**WHAT NEEDS TO BE DONE:** Select the lines below containing the word "Justification".
:: RECORDED DATA
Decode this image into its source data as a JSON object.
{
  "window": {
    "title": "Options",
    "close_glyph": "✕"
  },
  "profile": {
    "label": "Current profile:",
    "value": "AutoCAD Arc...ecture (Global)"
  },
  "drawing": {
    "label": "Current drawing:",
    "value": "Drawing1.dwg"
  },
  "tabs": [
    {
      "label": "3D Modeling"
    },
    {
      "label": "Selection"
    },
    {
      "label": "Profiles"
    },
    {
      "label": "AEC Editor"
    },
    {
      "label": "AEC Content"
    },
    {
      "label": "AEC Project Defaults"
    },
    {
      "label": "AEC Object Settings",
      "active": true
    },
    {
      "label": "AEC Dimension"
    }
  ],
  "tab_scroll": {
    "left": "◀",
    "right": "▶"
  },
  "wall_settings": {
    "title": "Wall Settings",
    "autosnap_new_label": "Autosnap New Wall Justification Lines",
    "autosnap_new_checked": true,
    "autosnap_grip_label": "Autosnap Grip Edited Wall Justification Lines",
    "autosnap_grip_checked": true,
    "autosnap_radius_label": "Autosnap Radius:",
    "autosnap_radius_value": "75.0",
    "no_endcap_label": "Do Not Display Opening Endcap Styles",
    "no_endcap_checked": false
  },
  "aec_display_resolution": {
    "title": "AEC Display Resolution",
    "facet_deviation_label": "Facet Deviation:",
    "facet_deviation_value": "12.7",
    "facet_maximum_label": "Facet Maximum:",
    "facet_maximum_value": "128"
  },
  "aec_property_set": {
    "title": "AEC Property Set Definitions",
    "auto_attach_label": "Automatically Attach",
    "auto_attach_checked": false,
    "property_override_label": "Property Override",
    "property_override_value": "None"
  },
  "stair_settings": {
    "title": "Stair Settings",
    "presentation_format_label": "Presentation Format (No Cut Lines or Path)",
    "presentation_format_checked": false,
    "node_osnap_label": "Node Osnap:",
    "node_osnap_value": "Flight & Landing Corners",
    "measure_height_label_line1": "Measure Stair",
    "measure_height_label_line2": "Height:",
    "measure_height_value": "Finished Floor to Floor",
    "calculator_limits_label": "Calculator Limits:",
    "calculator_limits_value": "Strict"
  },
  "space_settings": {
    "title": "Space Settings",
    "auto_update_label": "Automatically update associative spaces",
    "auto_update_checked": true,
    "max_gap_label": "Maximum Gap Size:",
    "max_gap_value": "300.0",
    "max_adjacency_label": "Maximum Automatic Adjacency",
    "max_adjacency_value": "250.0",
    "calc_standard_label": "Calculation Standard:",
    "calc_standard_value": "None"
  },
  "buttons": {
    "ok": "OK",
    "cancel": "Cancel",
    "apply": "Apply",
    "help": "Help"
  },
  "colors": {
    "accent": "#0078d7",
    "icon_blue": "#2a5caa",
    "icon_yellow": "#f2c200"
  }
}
::::
**ANSWER TO THIS PROBLEM:**
    "autosnap_new_label": "Autosnap New Wall Justification Lines",
    "autosnap_grip_label": "Autosnap Grip Edited Wall Justification Lines",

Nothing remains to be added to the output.